== Supplied material
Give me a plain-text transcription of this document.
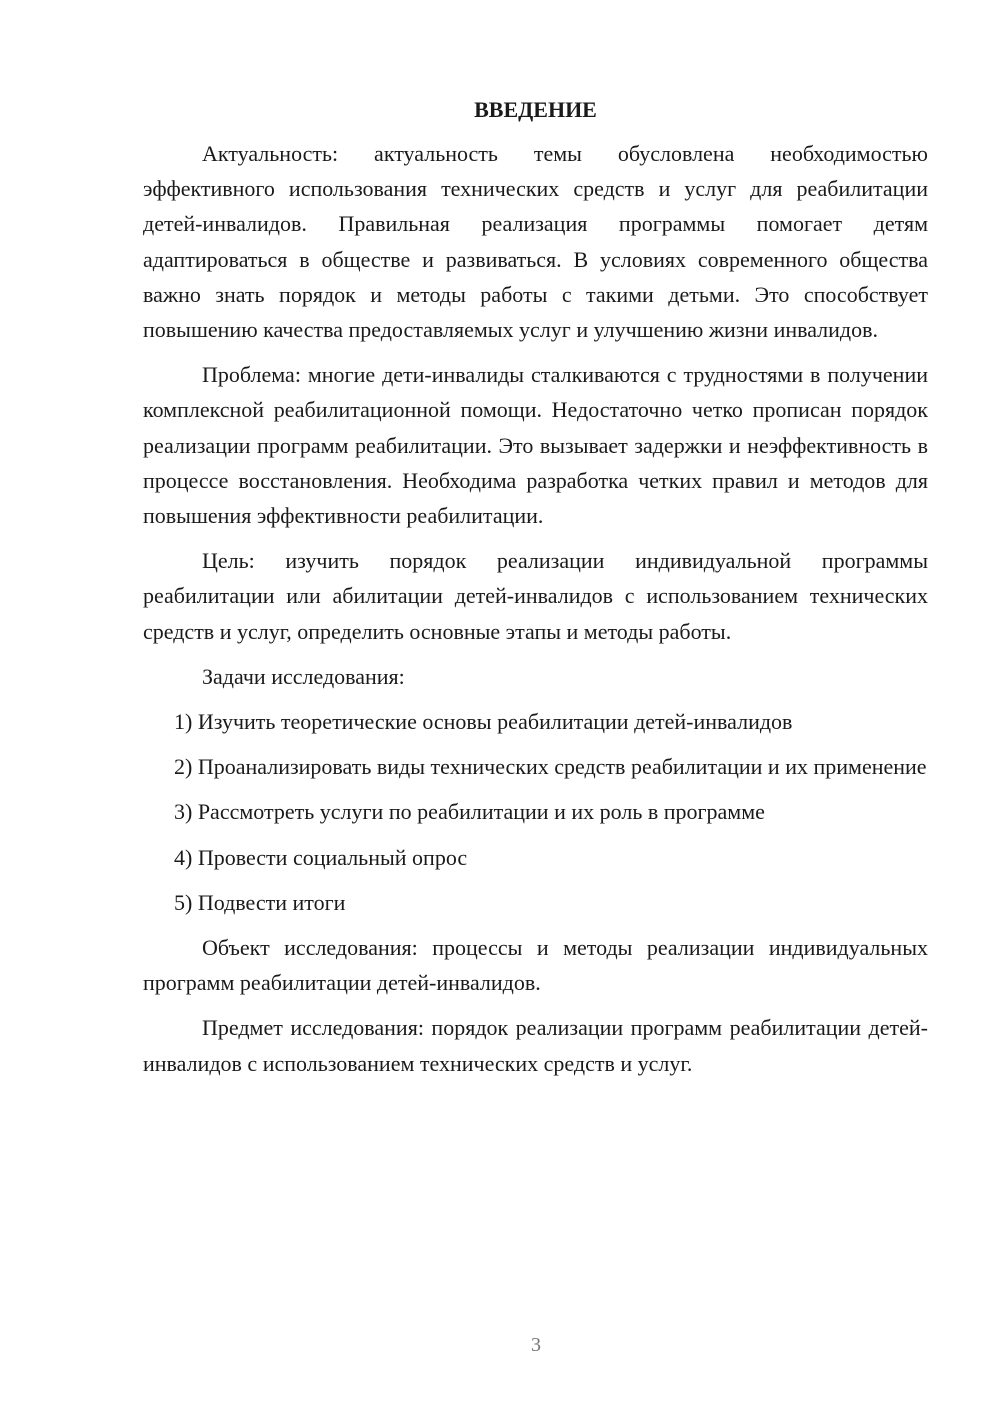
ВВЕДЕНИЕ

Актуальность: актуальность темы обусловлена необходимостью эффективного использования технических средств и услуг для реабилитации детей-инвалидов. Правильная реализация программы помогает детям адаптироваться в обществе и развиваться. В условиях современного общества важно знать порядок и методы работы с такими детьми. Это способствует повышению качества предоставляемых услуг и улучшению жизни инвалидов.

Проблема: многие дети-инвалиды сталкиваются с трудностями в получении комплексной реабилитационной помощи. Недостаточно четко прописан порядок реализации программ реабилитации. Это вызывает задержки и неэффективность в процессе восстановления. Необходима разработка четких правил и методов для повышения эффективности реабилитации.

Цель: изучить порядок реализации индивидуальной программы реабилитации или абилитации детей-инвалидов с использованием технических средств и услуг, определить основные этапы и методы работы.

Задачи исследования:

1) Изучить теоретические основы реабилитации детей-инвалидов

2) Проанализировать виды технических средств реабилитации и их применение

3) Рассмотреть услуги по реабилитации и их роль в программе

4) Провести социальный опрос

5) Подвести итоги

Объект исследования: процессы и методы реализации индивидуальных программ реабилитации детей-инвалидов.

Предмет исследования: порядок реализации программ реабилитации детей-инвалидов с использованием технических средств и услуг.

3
====
● Exercise prompt:
Count how many lines in the data above hold the string "использованием", and give the number with no other words.

● Problem solution:
2